**Aim of the exercise**
Using the records provided below, locate and copy each line that contains the word "GoSEs".

**Provided material**
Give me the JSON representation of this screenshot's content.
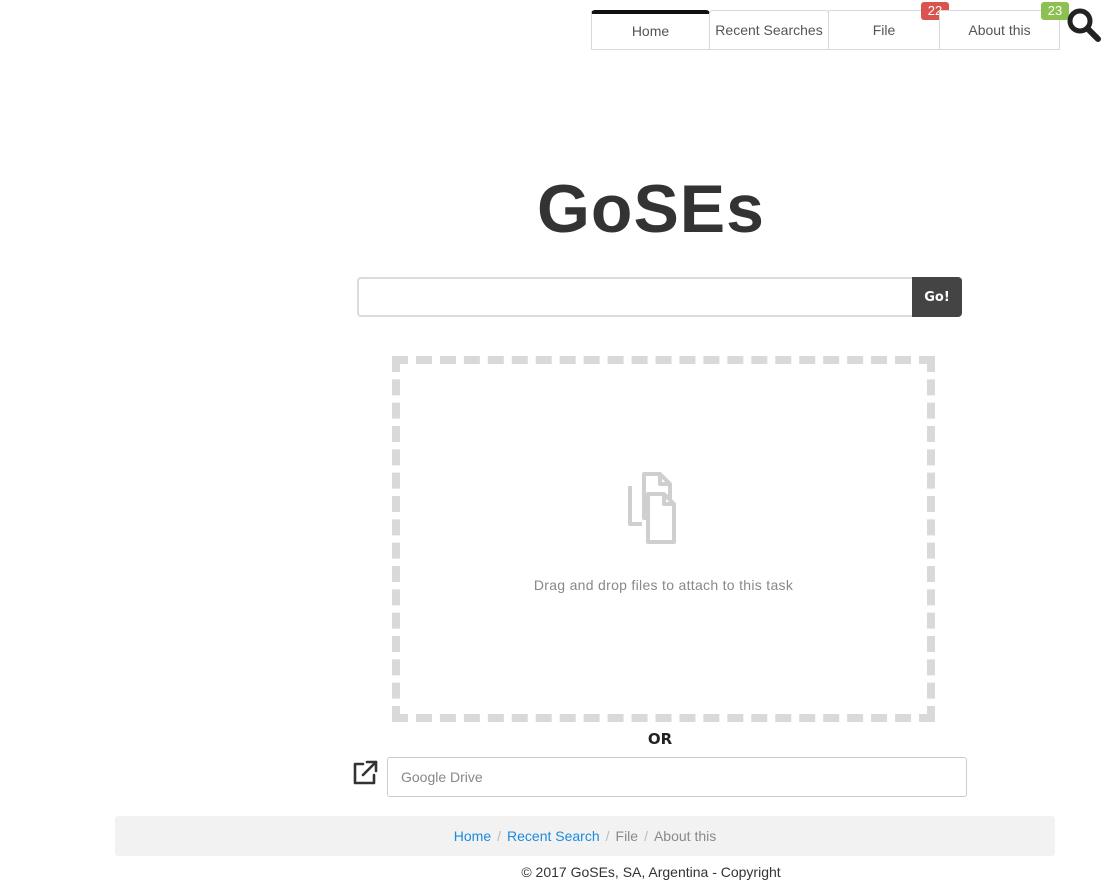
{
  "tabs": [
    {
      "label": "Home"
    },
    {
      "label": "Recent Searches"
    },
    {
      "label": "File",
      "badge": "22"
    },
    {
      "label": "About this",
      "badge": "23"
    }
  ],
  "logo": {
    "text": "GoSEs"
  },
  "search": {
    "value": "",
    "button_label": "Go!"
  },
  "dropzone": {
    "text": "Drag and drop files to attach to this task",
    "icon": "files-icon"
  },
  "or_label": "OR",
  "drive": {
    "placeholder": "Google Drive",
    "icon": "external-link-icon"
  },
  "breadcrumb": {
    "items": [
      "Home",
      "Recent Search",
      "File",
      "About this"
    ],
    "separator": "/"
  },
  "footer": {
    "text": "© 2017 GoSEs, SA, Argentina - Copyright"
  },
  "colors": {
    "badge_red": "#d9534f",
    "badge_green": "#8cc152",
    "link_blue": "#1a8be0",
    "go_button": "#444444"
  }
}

**Reply**
    "text": "GoSEs"
    "text": "© 2017 GoSEs, SA, Argentina - Copyright"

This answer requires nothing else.